Stored entries
----

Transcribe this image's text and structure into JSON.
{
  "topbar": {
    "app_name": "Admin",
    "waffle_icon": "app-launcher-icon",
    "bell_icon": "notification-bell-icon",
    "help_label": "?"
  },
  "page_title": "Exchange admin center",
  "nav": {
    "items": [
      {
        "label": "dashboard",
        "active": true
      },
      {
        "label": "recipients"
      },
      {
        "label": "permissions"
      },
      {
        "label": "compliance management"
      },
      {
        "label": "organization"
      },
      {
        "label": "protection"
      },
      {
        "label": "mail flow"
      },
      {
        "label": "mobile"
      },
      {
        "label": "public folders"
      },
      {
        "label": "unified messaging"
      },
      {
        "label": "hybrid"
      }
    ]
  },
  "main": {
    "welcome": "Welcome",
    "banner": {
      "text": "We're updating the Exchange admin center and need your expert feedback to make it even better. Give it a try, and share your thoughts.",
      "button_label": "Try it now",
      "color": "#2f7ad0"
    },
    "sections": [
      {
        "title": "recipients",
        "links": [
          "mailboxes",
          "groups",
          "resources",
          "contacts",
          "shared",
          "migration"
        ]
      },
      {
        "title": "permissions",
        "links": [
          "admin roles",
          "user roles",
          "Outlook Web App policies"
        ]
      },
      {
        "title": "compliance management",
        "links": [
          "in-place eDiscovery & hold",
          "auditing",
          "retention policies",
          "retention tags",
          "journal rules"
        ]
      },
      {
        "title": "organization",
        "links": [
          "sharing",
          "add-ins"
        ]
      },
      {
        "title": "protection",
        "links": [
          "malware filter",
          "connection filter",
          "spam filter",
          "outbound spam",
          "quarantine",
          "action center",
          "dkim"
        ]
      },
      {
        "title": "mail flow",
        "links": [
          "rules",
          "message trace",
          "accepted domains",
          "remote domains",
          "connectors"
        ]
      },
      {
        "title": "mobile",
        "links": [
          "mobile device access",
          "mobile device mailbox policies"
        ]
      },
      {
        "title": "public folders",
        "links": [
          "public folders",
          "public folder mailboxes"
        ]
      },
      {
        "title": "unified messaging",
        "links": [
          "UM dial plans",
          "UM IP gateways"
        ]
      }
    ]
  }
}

----

> _EXERCISE BRIEF_:
From the records above, extract everything verbatim.

> _ANSWER_:
Transcribe this image's text and structure into JSON.
{
  "topbar": {
    "app_name": "Admin",
    "waffle_icon": "app-launcher-icon",
    "bell_icon": "notification-bell-icon",
    "help_label": "?"
  },
  "page_title": "Exchange admin center",
  "nav": {
    "items": [
      {
        "label": "dashboard",
        "active": true
      },
      {
        "label": "recipients"
      },
      {
        "label": "permissions"
      },
      {
        "label": "compliance management"
      },
      {
        "label": "organization"
      },
      {
        "label": "protection"
      },
      {
        "label": "mail flow"
      },
      {
        "label": "mobile"
      },
      {
        "label": "public folders"
      },
      {
        "label": "unified messaging"
      },
      {
        "label": "hybrid"
      }
    ]
  },
  "main": {
    "welcome": "Welcome",
    "banner": {
      "text": "We're updating the Exchange admin center and need your expert feedback to make it even better. Give it a try, and share your thoughts.",
      "button_label": "Try it now",
      "color": "#2f7ad0"
    },
    "sections": [
      {
        "title": "recipients",
        "links": [
          "mailboxes",
          "groups",
          "resources",
          "contacts",
          "shared",
          "migration"
        ]
      },
      {
        "title": "permissions",
        "links": [
          "admin roles",
          "user roles",
          "Outlook Web App policies"
        ]
      },
      {
        "title": "compliance management",
        "links": [
          "in-place eDiscovery & hold",
          "auditing",
          "retention policies",
          "retention tags",
          "journal rules"
        ]
      },
      {
        "title": "organization",
        "links": [
          "sharing",
          "add-ins"
        ]
      },
      {
        "title": "protection",
        "links": [
          "malware filter",
          "connection filter",
          "spam filter",
          "outbound spam",
          "quarantine",
          "action center",
          "dkim"
        ]
      },
      {
        "title": "mail flow",
        "links": [
          "rules",
          "message trace",
          "accepted domains",
          "remote domains",
          "connectors"
        ]
      },
      {
        "title": "mobile",
        "links": [
          "mobile device access",
          "mobile device mailbox policies"
        ]
      },
      {
        "title": "public folders",
        "links": [
          "public folders",
          "public folder mailboxes"
        ]
      },
      {
        "title": "unified messaging",
        "links": [
          "UM dial plans",
          "UM IP gateways"
        ]
      }
    ]
  }
}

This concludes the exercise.